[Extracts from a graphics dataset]
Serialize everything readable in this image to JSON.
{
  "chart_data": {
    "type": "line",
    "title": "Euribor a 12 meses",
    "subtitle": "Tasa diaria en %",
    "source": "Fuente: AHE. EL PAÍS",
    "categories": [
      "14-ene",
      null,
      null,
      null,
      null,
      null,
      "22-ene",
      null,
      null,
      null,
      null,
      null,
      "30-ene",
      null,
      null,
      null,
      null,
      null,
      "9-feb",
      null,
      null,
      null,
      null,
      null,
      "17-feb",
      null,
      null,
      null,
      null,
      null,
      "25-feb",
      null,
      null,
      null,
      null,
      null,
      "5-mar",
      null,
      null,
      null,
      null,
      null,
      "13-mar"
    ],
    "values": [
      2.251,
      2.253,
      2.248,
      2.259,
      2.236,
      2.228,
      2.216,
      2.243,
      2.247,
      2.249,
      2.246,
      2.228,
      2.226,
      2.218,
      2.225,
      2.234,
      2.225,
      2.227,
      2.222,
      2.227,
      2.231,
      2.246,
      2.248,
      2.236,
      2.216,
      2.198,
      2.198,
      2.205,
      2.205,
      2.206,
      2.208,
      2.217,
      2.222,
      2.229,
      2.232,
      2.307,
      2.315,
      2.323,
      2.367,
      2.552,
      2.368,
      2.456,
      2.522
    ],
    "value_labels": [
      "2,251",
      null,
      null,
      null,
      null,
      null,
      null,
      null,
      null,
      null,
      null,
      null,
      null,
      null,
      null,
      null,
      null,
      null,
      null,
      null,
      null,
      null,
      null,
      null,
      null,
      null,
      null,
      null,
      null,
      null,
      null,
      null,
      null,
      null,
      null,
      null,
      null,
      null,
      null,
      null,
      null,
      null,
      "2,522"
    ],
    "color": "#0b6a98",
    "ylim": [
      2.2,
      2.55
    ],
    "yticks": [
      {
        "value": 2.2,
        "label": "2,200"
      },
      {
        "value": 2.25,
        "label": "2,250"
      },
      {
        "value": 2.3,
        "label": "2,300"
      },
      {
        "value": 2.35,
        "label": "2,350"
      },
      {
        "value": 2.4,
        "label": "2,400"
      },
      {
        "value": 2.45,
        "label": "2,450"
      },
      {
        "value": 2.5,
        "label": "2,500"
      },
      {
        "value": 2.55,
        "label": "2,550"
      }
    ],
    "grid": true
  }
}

__CHALLENGE__: Quote the data above in full, changing nothing.

__WRITTEN ANSWER__:
Serialize everything readable in this image to JSON.
{
  "chart_data": {
    "type": "line",
    "title": "Euribor a 12 meses",
    "subtitle": "Tasa diaria en %",
    "source": "Fuente: AHE. EL PAÍS",
    "categories": [
      "14-ene",
      null,
      null,
      null,
      null,
      null,
      "22-ene",
      null,
      null,
      null,
      null,
      null,
      "30-ene",
      null,
      null,
      null,
      null,
      null,
      "9-feb",
      null,
      null,
      null,
      null,
      null,
      "17-feb",
      null,
      null,
      null,
      null,
      null,
      "25-feb",
      null,
      null,
      null,
      null,
      null,
      "5-mar",
      null,
      null,
      null,
      null,
      null,
      "13-mar"
    ],
    "values": [
      2.251,
      2.253,
      2.248,
      2.259,
      2.236,
      2.228,
      2.216,
      2.243,
      2.247,
      2.249,
      2.246,
      2.228,
      2.226,
      2.218,
      2.225,
      2.234,
      2.225,
      2.227,
      2.222,
      2.227,
      2.231,
      2.246,
      2.248,
      2.236,
      2.216,
      2.198,
      2.198,
      2.205,
      2.205,
      2.206,
      2.208,
      2.217,
      2.222,
      2.229,
      2.232,
      2.307,
      2.315,
      2.323,
      2.367,
      2.552,
      2.368,
      2.456,
      2.522
    ],
    "value_labels": [
      "2,251",
      null,
      null,
      null,
      null,
      null,
      null,
      null,
      null,
      null,
      null,
      null,
      null,
      null,
      null,
      null,
      null,
      null,
      null,
      null,
      null,
      null,
      null,
      null,
      null,
      null,
      null,
      null,
      null,
      null,
      null,
      null,
      null,
      null,
      null,
      null,
      null,
      null,
      null,
      null,
      null,
      null,
      "2,522"
    ],
    "color": "#0b6a98",
    "ylim": [
      2.2,
      2.55
    ],
    "yticks": [
      {
        "value": 2.2,
        "label": "2,200"
      },
      {
        "value": 2.25,
        "label": "2,250"
      },
      {
        "value": 2.3,
        "label": "2,300"
      },
      {
        "value": 2.35,
        "label": "2,350"
      },
      {
        "value": 2.4,
        "label": "2,400"
      },
      {
        "value": 2.45,
        "label": "2,450"
      },
      {
        "value": 2.5,
        "label": "2,500"
      },
      {
        "value": 2.55,
        "label": "2,550"
      }
    ],
    "grid": true
  }
}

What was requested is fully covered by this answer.